=== What the task asks ===
Output each line exactly as it appears, skipping any embedded picture.

* * * * * * * * *

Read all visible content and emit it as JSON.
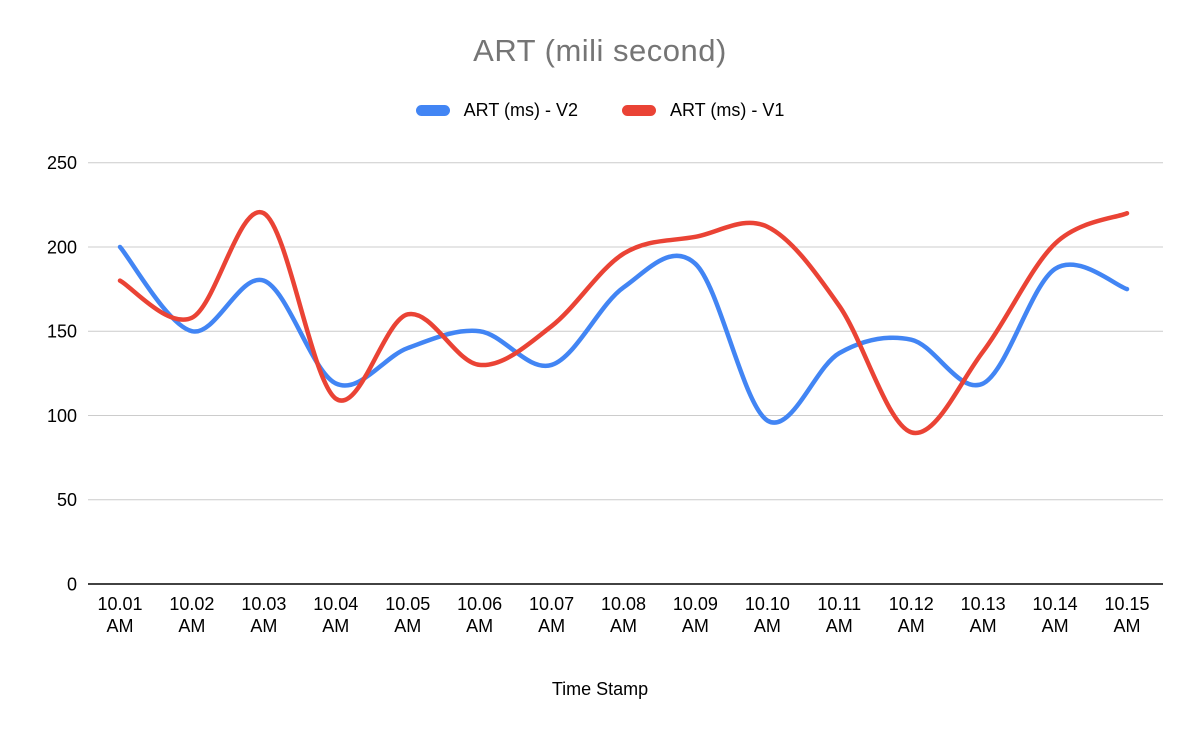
{
  "chart_data": {
    "type": "line",
    "title": "ART (mili second)",
    "xlabel": "Time Stamp",
    "ylabel": "",
    "categories": [
      "10.01 AM",
      "10.02 AM",
      "10.03 AM",
      "10.04 AM",
      "10.05 AM",
      "10.06 AM",
      "10.07 AM",
      "10.08 AM",
      "10.09 AM",
      "10.10 AM",
      "10.11 AM",
      "10.12 AM",
      "10.13 AM",
      "10.14 AM",
      "10.15 AM"
    ],
    "series": [
      {
        "name": "ART (ms) - V2",
        "color": "#4285F4",
        "values": [
          200,
          150,
          180,
          119,
          140,
          150,
          130,
          176,
          190,
          97,
          137,
          145,
          119,
          187,
          175
        ]
      },
      {
        "name": "ART (ms) - V1",
        "color": "#EA4335",
        "values": [
          180,
          158,
          220,
          110,
          160,
          130,
          153,
          196,
          206,
          212,
          165,
          90,
          138,
          202,
          220
        ]
      }
    ],
    "ylim": [
      0,
      250
    ],
    "yticks": [
      0,
      50,
      100,
      150,
      200,
      250
    ],
    "grid": true,
    "smooth": true,
    "legend_position": "top",
    "colors": {
      "title": "#757575",
      "gridline": "#cccccc",
      "axis_line": "#424242",
      "tick_text": "#000000",
      "background": "#ffffff"
    }
  }
}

* * * * * * * * *

=== Answer to this exercise ===
Read all visible content and emit it as JSON.
{
  "chart_data": {
    "type": "line",
    "title": "ART (mili second)",
    "xlabel": "Time Stamp",
    "ylabel": "",
    "categories": [
      "10.01 AM",
      "10.02 AM",
      "10.03 AM",
      "10.04 AM",
      "10.05 AM",
      "10.06 AM",
      "10.07 AM",
      "10.08 AM",
      "10.09 AM",
      "10.10 AM",
      "10.11 AM",
      "10.12 AM",
      "10.13 AM",
      "10.14 AM",
      "10.15 AM"
    ],
    "series": [
      {
        "name": "ART (ms) - V2",
        "color": "#4285F4",
        "values": [
          200,
          150,
          180,
          119,
          140,
          150,
          130,
          176,
          190,
          97,
          137,
          145,
          119,
          187,
          175
        ]
      },
      {
        "name": "ART (ms) - V1",
        "color": "#EA4335",
        "values": [
          180,
          158,
          220,
          110,
          160,
          130,
          153,
          196,
          206,
          212,
          165,
          90,
          138,
          202,
          220
        ]
      }
    ],
    "ylim": [
      0,
      250
    ],
    "yticks": [
      0,
      50,
      100,
      150,
      200,
      250
    ],
    "grid": true,
    "smooth": true,
    "legend_position": "top",
    "colors": {
      "title": "#757575",
      "gridline": "#cccccc",
      "axis_line": "#424242",
      "tick_text": "#000000",
      "background": "#ffffff"
    }
  }
}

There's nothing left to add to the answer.